§ Aufgabe 1:
Kopiere aus dem Text zum Mittelstandsförderungsgesetz wortgetreu die Stelle, die mit den Worten „Die erfolgte Novellierung“ beginnt, und hör nach „genau so beschlossen.“ auf.
§ Aufgabe 2:
Schreib den Text über das Mittelstandsförderungsgesetz nach seinem letzten Satz mit dem nächsten Abschnitt weiter.

-------- Textabschnitt

Der Geschäftsführer des Allgemeinen Arbeitgeberverbandes der Wirtschaft für Sachsen-Anhalt bemängelte bei der Anhörung am 25. August 2022, dass es bei zukünftigen Erlässen oder Änderungen von Rechts- und Verwaltungsvorschriften zielführender sei, Verbände und Kammern frühzeitig in den Entstehungsprozess einzubinden. Zudem verwies er richtigerweise auf das Mittelstandsförderungsgesetz und den damit verbundenen Leitfaden, welcher zum Gegenstand hat, dass vor dem Erlass von Rechtsvorschriften mittels KMU-Test zu prüfen ist, ob eine Regelung mittelstandrelevant ist und welche Auswirkungen zu berücksichtigen sind.
Die erfolgte Novellierung des Mittelstandsförderungsgesetzes sowie der damit zusammenhängende Leitfaden sollen dazu beitragen, Mittelstandfreundlichkeit und Unternehmensorientierung als grundsätzliches Prinzip in der Gesetzgebung und Verwaltung Sachsen-Anhalts festzuschreiben. Dies wurde erst in der letzten Legislaturperiode genau so beschlossen.

----------------
-------- Bereitgestelltes Material

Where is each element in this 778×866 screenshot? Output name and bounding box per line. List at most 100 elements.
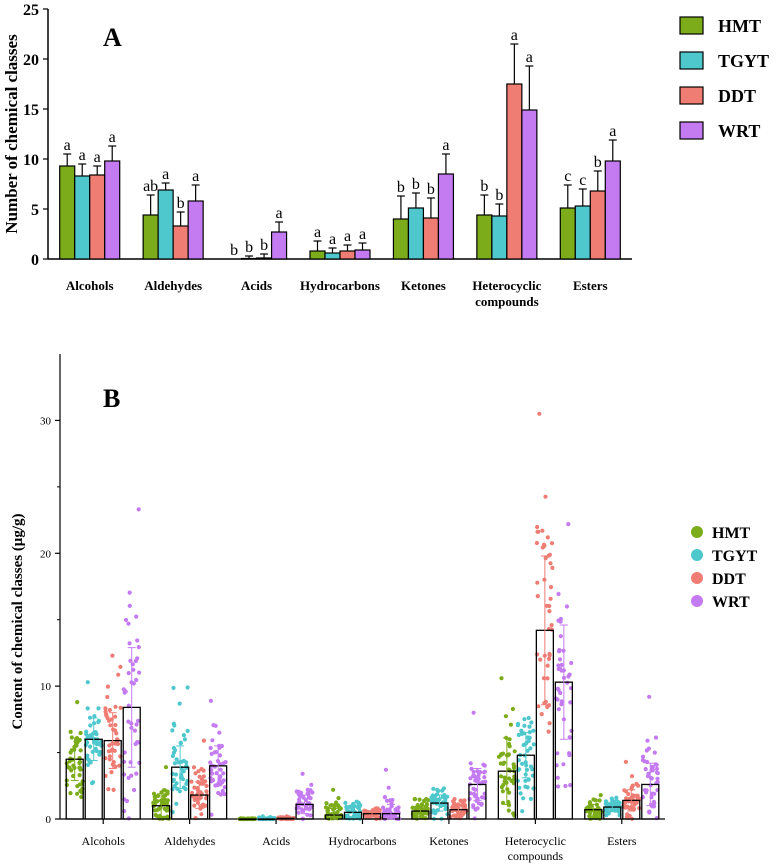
data-point-hmt bbox=[499, 785, 504, 790]
data-point-tgyt bbox=[171, 685, 176, 691]
data-point-hmt bbox=[499, 774, 504, 779]
data-point-ddt bbox=[199, 766, 204, 772]
data-point-tgyt bbox=[528, 746, 533, 751]
data-point-wrt bbox=[132, 728, 137, 733]
data-point-wrt bbox=[653, 762, 658, 767]
bar-tgyt bbox=[74, 175, 91, 260]
data-point-ddt bbox=[535, 524, 540, 530]
data-point-wrt bbox=[469, 766, 474, 772]
data-point-wrt bbox=[473, 775, 478, 780]
data-point-wrt bbox=[472, 816, 477, 821]
data-point-ddt bbox=[547, 721, 552, 726]
data-point-ddt bbox=[118, 705, 123, 710]
data-point-ddt bbox=[107, 707, 112, 713]
data-point-wrt bbox=[218, 767, 223, 772]
data-point-tgyt bbox=[85, 756, 90, 761]
data-point-hmt bbox=[511, 811, 516, 816]
data-point-hmt bbox=[78, 748, 83, 753]
significance-letter: ab bbox=[143, 178, 158, 195]
bar-hmt bbox=[142, 214, 159, 260]
data-point-ddt bbox=[105, 684, 110, 689]
legend-label-wrt: WRT bbox=[712, 594, 750, 611]
bar-tgyt bbox=[574, 205, 591, 260]
bar-tgyt bbox=[157, 189, 174, 260]
significance-letter: b bbox=[480, 178, 488, 195]
significance-letter: a bbox=[314, 224, 321, 241]
data-point-tgyt bbox=[94, 742, 100, 747]
data-point-wrt bbox=[567, 751, 572, 756]
bar-ddt bbox=[255, 257, 273, 260]
data-point-tgyt bbox=[96, 706, 101, 711]
legend-label-hmt: HMT bbox=[712, 525, 751, 542]
y-axis-title: Content of chemical classes (μg/g) bbox=[10, 514, 26, 730]
data-point-wrt bbox=[556, 591, 561, 597]
significance-letter: a bbox=[442, 137, 449, 154]
data-point-tgyt bbox=[181, 758, 186, 763]
data-point-wrt bbox=[218, 774, 223, 779]
data-point-hmt bbox=[510, 706, 515, 712]
data-point-hmt bbox=[498, 761, 503, 766]
data-point-tgyt bbox=[93, 730, 98, 735]
y-tick-label: 0 bbox=[31, 252, 39, 269]
data-point-tgyt bbox=[527, 724, 532, 729]
data-point-wrt bbox=[296, 810, 301, 815]
bar-tgyt bbox=[324, 252, 341, 260]
data-point-hmt bbox=[66, 765, 71, 770]
data-point-ddt bbox=[534, 540, 540, 546]
data-point-tgyt bbox=[433, 811, 438, 816]
data-point-tgyt bbox=[185, 685, 190, 690]
legend-swatch-ddt bbox=[679, 86, 704, 105]
data-point-wrt bbox=[482, 775, 487, 780]
data-point-hmt bbox=[77, 773, 82, 778]
data-point-wrt bbox=[654, 766, 660, 771]
y-tick-label: 0 bbox=[46, 814, 52, 826]
data-point-wrt bbox=[305, 791, 310, 796]
data-point-tgyt bbox=[172, 783, 177, 789]
data-point-hmt bbox=[506, 808, 511, 813]
data-point-hmt bbox=[154, 813, 159, 818]
data-point-hmt bbox=[412, 797, 418, 802]
x-tick-label: Ketones bbox=[429, 834, 469, 848]
bar-hmt bbox=[559, 207, 576, 260]
data-point-ddt bbox=[200, 781, 206, 786]
data-point-hmt bbox=[336, 796, 341, 801]
bar-ddt bbox=[506, 83, 523, 260]
significance-letter: b bbox=[245, 239, 253, 256]
data-point-wrt bbox=[217, 753, 223, 758]
data-point-hmt bbox=[75, 791, 80, 796]
data-point-tgyt bbox=[181, 785, 186, 790]
data-point-hmt bbox=[162, 788, 168, 793]
data-point-ddt bbox=[539, 712, 544, 717]
data-point-hmt bbox=[69, 748, 74, 753]
data-point-wrt bbox=[209, 771, 215, 776]
data-point-wrt bbox=[471, 710, 476, 715]
data-point-wrt bbox=[654, 770, 660, 775]
data-point-ddt bbox=[189, 779, 194, 784]
data-point-wrt bbox=[568, 700, 573, 705]
data-point-hmt bbox=[69, 768, 74, 773]
bar-hmt bbox=[59, 165, 76, 260]
bar-ddt bbox=[339, 250, 356, 260]
x-tick-label: Acids bbox=[241, 278, 272, 293]
data-point-hmt bbox=[503, 714, 508, 719]
data-point-ddt bbox=[545, 535, 550, 540]
data-point-hmt bbox=[588, 803, 593, 808]
data-point-wrt bbox=[222, 792, 227, 797]
panel-label-b: B bbox=[103, 384, 120, 413]
data-point-hmt bbox=[424, 801, 429, 807]
data-point-wrt bbox=[646, 746, 652, 751]
data-point-wrt bbox=[210, 738, 215, 743]
data-point-wrt bbox=[135, 740, 140, 745]
data-point-wrt bbox=[558, 690, 563, 696]
data-point-ddt bbox=[107, 754, 112, 759]
y-tick-label: 10 bbox=[40, 681, 52, 693]
legend-marker-hmt bbox=[691, 526, 703, 538]
data-point-tgyt bbox=[442, 794, 447, 799]
data-point-ddt bbox=[104, 713, 109, 718]
data-point-tgyt bbox=[610, 798, 615, 803]
significance-letter: a bbox=[511, 27, 518, 44]
data-point-wrt bbox=[221, 771, 226, 776]
data-point-ddt bbox=[107, 757, 112, 762]
significance-letter: b bbox=[412, 176, 420, 193]
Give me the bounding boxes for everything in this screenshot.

----------------

§ Richtige Antwort 1:
Die erfolgte Novellierung des Mittelstandsförderungsgesetzes sowie der damit zusammenhängende Leitfaden sollen dazu beitragen, Mittelstandfreundlichkeit und Unternehmensorientierung als grundsätzliches Prinzip in der Gesetzgebung und Verwaltung Sachsen-Anhalts festzuschreiben. Dies wurde erst in der letzten Legislaturperiode genau so beschlossen.

§ Richtige Antwort 2:
Da aber das Gesetzgebungsverfahren nicht vonseiten der Landesregierung initiiert wurde, dürfe man laut dem Kollegen Hövelmann auf die Prüfung der Mittelstandsfreundlichkeit verzichten. Wenn man bedenkt, dass die Mehrheit der Unternehmen in Sachsen-Anhalt zum Mittelstand zählt, ist das ignorante Ausklammern des Mittelstandsförderungsgesetzes bei diesem Gesetzentwurf seitens der regierungstragenden Fraktion einfach nur widersprüchlich.
Wie der Geschäftsführer des Arbeitgeberverbandes kritisierte der Landesgeschäftsführer des Städte- und Gemeindebundes Sachsen-Anhalt in seiner Stellungnahme, dass er zwar von einer der regierungstragenden Fraktionen zu diesem Thema eingeladen worden sei, dass der Gesetzesentwurf zu diesem Zeitpunkt jedoch bereits fertiggestellt gewesen sei. Weiter führte er aus, dass es mit Blick auf die Bedeutung dieses Gesetzgebungsverfahrens angemessen wäre, Anhörungen möglichst frühzeitig durchzuführen, um den Anzuhörenden die Möglichkeit zu geben, Stellung zu beziehen und möglicherweise sinnvolle Impulse zu geben. Das war in diesem Fall viel zu spät und nicht machbar.
Werte Abgeordnete! Da stellt sich doch die Frage, weshalb diese Verfahrensweise mit Blick auf das Tariftreue- und Vergabegesetz gewählt wurde. Herr Kollege Hövelmann versprach zwar in der Sitzung, dass die vorgebrachten Stellungnahmen der geladenen Gäste zum vorliegenden Gesetzentwurf vonseiten der Koalitionsfraktionen eingehend geprüft und im Einzelfall inhaltlich aufgegriffen wurden, aber Hand aufs Herz: Viel davon ist nicht passiert.
(Ulrich Thomas, CDU: Das ist gelungen, mein Lieber!)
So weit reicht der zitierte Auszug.